+++ Excerpted data +++

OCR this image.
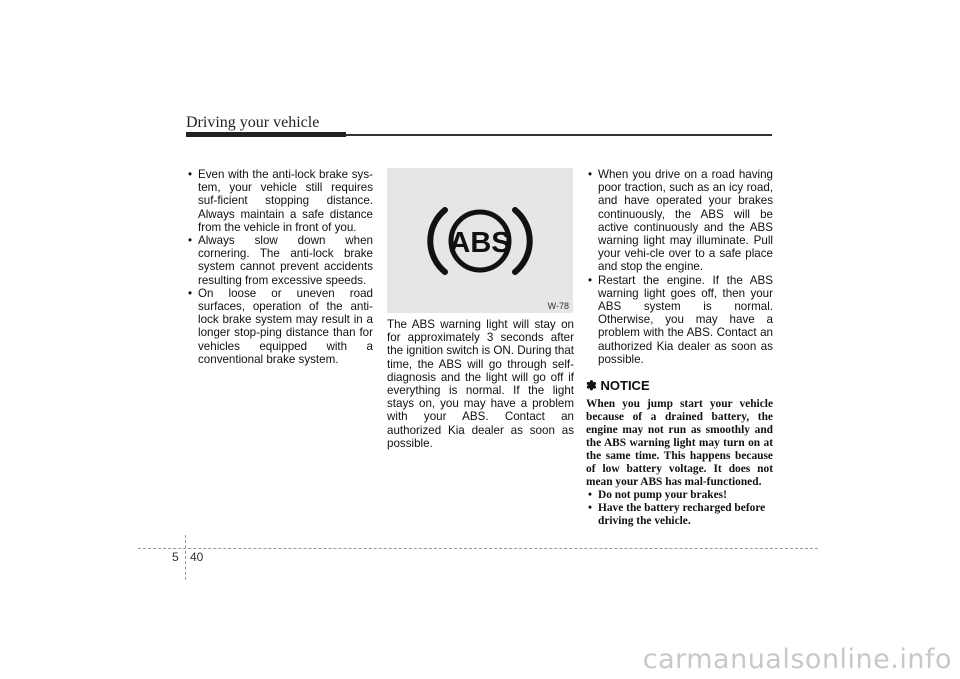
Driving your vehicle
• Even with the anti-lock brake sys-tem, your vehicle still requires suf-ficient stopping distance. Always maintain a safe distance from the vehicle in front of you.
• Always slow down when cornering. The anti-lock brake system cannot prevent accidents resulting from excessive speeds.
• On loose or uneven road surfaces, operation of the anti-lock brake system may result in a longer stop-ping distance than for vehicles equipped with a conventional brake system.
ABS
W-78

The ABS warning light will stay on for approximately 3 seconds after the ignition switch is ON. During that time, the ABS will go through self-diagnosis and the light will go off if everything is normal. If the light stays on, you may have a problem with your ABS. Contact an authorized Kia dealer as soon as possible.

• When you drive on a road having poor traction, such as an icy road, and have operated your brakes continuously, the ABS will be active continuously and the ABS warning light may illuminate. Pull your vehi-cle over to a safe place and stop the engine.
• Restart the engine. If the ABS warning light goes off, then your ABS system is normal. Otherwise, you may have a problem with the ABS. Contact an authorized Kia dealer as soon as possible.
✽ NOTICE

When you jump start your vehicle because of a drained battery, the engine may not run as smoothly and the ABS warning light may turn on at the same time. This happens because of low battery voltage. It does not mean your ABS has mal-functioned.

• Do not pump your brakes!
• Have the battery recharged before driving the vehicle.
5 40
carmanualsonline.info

+++
+++ Excerpted data +++

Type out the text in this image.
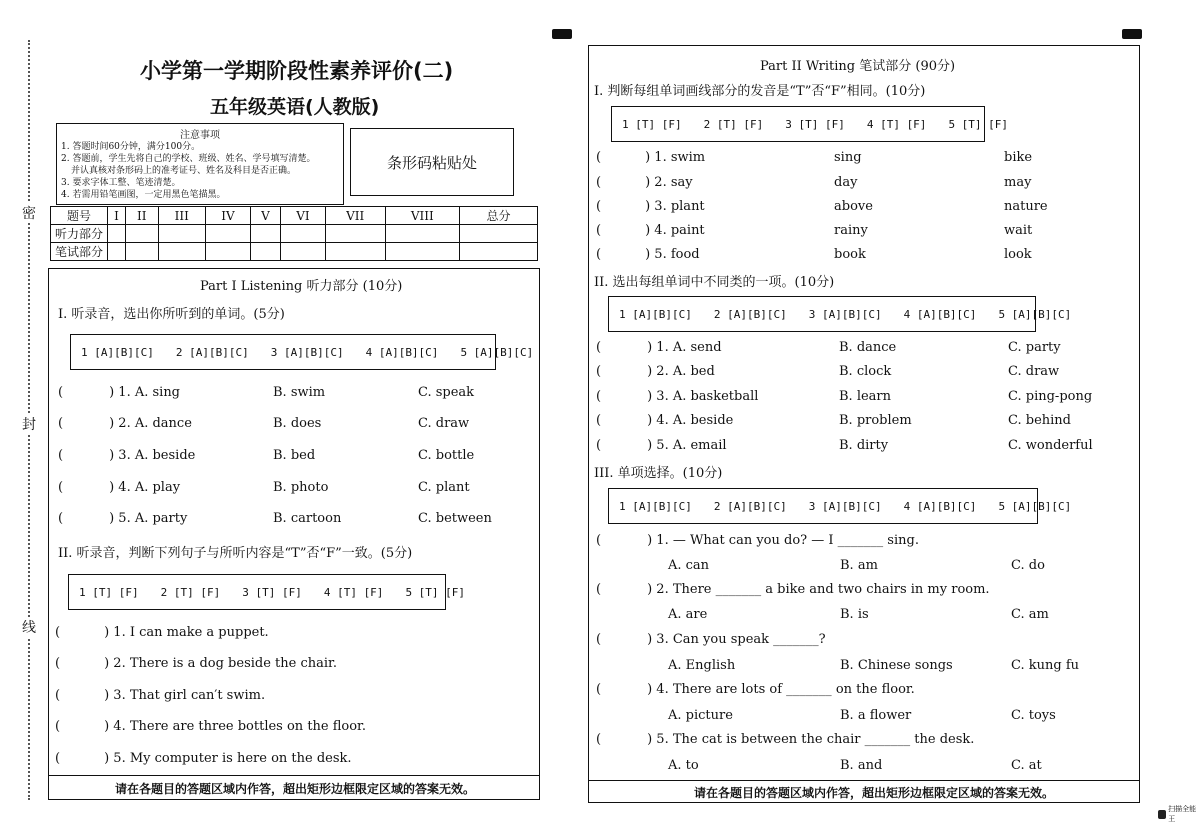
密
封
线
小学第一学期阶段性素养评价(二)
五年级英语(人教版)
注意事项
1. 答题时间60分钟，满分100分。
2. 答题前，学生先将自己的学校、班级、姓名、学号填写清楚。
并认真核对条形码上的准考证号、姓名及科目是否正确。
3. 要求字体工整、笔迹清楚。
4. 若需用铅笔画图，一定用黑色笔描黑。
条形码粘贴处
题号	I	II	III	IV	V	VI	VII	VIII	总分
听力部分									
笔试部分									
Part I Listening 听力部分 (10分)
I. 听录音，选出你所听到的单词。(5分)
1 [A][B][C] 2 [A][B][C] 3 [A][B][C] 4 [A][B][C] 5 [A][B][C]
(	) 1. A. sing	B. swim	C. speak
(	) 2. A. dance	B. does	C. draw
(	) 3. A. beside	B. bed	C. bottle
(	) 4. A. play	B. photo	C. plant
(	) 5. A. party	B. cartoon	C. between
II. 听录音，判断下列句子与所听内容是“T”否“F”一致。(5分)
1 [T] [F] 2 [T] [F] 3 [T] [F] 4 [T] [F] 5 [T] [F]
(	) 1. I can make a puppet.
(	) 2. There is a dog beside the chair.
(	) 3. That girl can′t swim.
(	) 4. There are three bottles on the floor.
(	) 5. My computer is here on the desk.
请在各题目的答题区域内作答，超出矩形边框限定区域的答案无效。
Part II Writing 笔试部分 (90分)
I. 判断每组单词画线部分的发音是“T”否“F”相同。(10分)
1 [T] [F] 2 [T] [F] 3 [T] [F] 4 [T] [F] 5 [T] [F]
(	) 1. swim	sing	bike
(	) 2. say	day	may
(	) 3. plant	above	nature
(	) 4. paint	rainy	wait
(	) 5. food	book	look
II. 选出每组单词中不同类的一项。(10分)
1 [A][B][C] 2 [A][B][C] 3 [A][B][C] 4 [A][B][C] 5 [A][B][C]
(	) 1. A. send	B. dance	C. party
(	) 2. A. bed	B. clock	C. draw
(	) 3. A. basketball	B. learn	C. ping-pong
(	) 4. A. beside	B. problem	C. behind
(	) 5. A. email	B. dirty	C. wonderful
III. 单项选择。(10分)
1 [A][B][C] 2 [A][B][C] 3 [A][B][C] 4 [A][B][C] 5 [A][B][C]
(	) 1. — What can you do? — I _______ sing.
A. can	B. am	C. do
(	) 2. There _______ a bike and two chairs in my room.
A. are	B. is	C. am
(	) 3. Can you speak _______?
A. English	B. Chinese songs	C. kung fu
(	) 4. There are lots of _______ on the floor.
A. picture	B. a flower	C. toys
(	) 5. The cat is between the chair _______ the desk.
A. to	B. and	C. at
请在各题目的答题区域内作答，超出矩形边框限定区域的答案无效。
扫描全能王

+++

» **Exercise brief**
In the entries above, count each line holding "distance" and report the total and nothing more.

» **Written answer**
2